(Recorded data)
────────────────────────────────────────
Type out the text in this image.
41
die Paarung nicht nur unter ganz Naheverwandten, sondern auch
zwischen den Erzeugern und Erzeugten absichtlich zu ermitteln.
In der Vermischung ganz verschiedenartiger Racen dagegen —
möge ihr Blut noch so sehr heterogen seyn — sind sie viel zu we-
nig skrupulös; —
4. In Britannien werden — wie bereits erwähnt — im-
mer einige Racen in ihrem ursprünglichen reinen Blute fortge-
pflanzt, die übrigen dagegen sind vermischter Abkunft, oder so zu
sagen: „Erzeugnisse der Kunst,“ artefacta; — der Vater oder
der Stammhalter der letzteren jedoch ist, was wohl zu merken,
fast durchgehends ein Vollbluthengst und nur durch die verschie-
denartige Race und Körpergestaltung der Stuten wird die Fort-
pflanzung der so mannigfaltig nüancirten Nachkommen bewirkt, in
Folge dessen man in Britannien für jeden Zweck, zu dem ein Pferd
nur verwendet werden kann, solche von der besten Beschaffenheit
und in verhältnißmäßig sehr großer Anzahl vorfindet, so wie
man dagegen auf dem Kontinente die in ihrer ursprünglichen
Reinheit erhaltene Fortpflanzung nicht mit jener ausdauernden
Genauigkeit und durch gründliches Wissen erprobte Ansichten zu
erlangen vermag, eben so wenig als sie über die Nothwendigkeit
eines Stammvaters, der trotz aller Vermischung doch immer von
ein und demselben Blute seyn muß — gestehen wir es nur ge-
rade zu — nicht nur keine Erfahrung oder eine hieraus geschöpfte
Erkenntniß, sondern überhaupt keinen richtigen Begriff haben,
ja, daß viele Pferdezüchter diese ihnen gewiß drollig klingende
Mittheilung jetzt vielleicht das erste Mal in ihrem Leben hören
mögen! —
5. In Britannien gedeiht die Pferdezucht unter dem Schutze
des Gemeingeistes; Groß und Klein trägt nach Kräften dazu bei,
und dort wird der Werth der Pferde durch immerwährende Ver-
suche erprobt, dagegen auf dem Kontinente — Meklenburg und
────────────────────────────────────────
What is needed -
Write the number of lines containing the word "Kontinente" and nothing besides it.

Problem solution -
2